--- begin SUPPLIED RECORDS ---

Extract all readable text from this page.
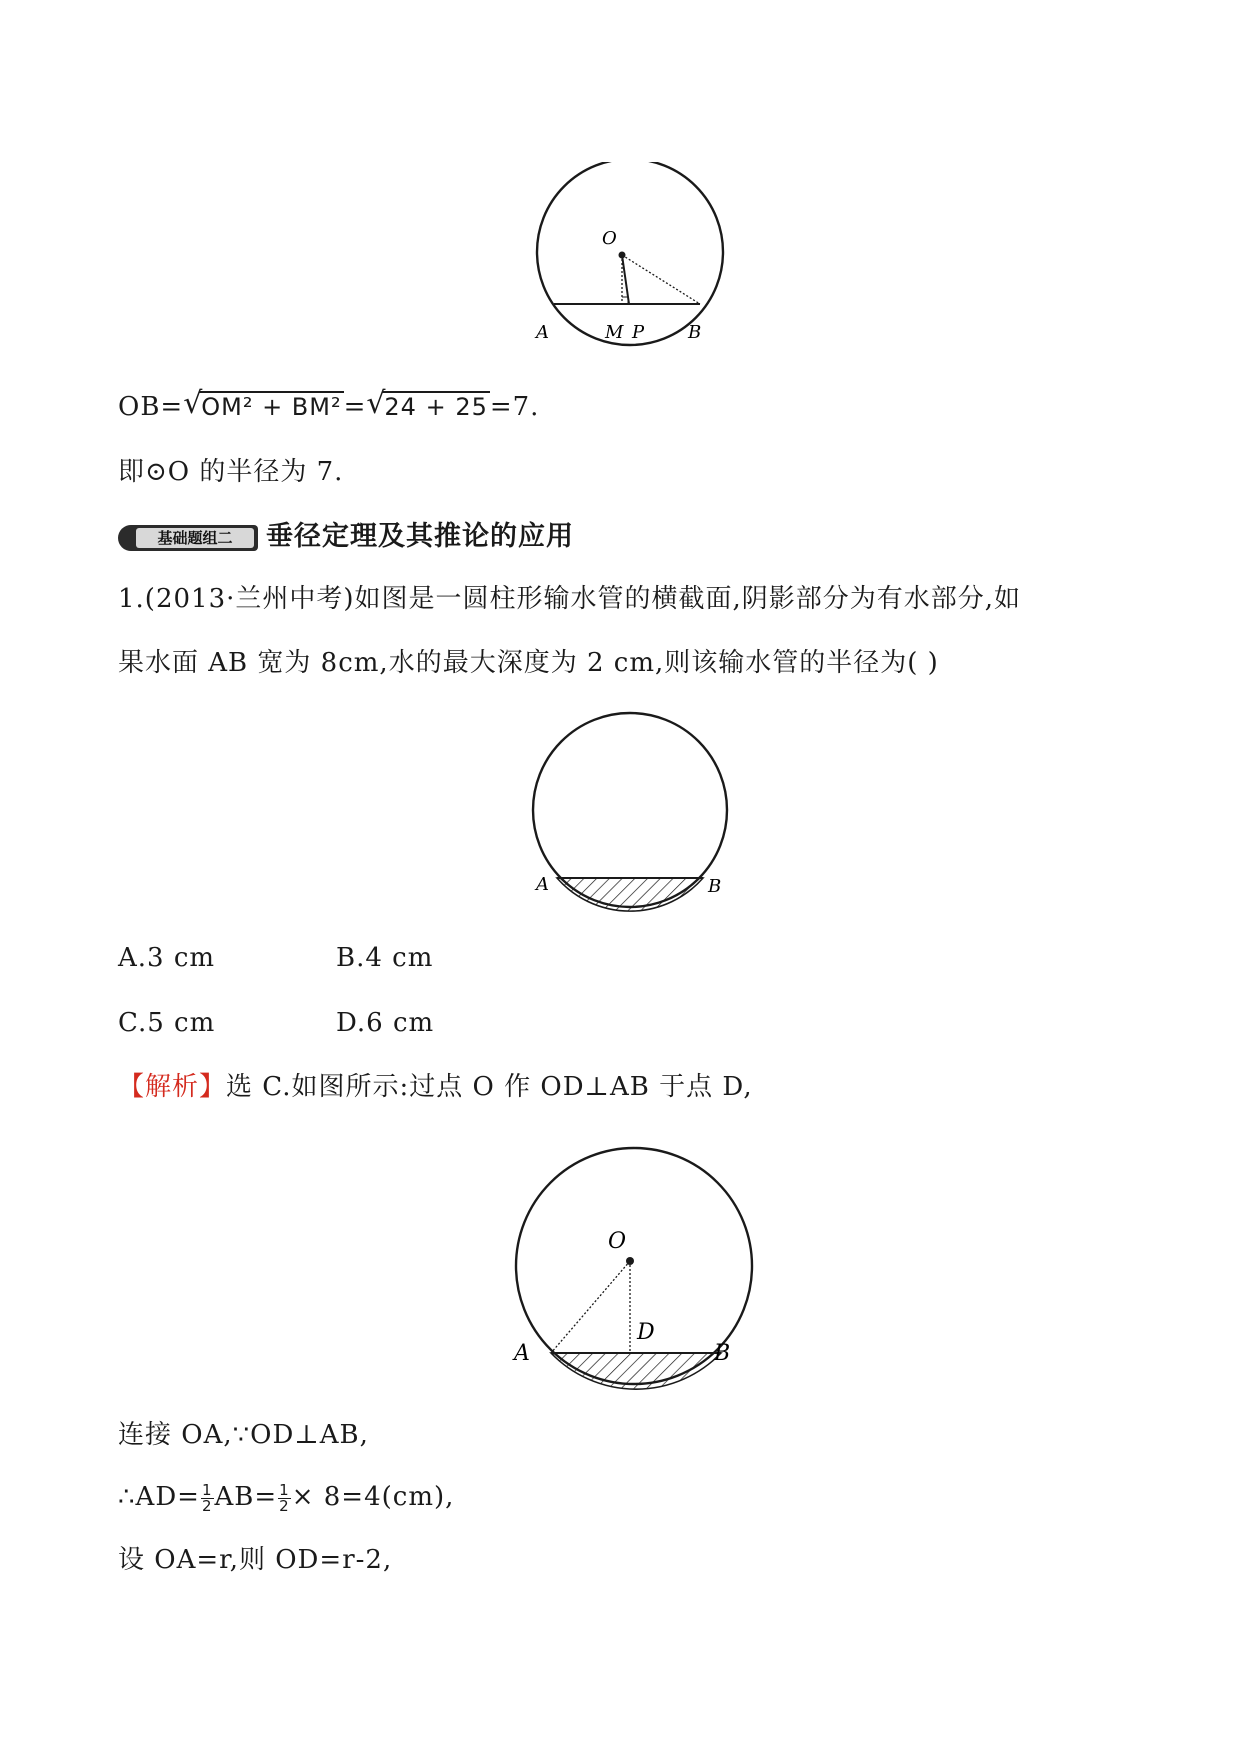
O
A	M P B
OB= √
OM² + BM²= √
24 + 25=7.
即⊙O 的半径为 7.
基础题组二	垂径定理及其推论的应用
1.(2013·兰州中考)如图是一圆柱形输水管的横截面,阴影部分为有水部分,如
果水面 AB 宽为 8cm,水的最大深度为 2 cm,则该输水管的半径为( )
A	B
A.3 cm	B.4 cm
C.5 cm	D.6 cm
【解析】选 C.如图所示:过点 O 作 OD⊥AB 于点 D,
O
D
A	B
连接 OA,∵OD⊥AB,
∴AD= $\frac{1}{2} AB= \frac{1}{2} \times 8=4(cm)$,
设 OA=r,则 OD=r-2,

--- end SUPPLIED RECORDS ---

● WHAT TO WORK ON
From the records given above, reproduce all text exactly and exclude each picture.

● WRITTEN REPLY
Extract all readable text from this page.
O
A	M P B
OB= √
OM² + BM²= √
24 + 25=7.
即⊙O 的半径为 7.
基础题组二	垂径定理及其推论的应用
1.(2013·兰州中考)如图是一圆柱形输水管的横截面,阴影部分为有水部分,如
果水面 AB 宽为 8cm,水的最大深度为 2 cm,则该输水管的半径为( )
A	B
A.3 cm	B.4 cm
C.5 cm	D.6 cm
【解析】选 C.如图所示:过点 O 作 OD⊥AB 于点 D,
O
D
A	B
连接 OA,∵OD⊥AB,
∴AD= $\frac{1}{2} AB= \frac{1}{2} \times 8=4(cm)$,
设 OA=r,则 OD=r-2,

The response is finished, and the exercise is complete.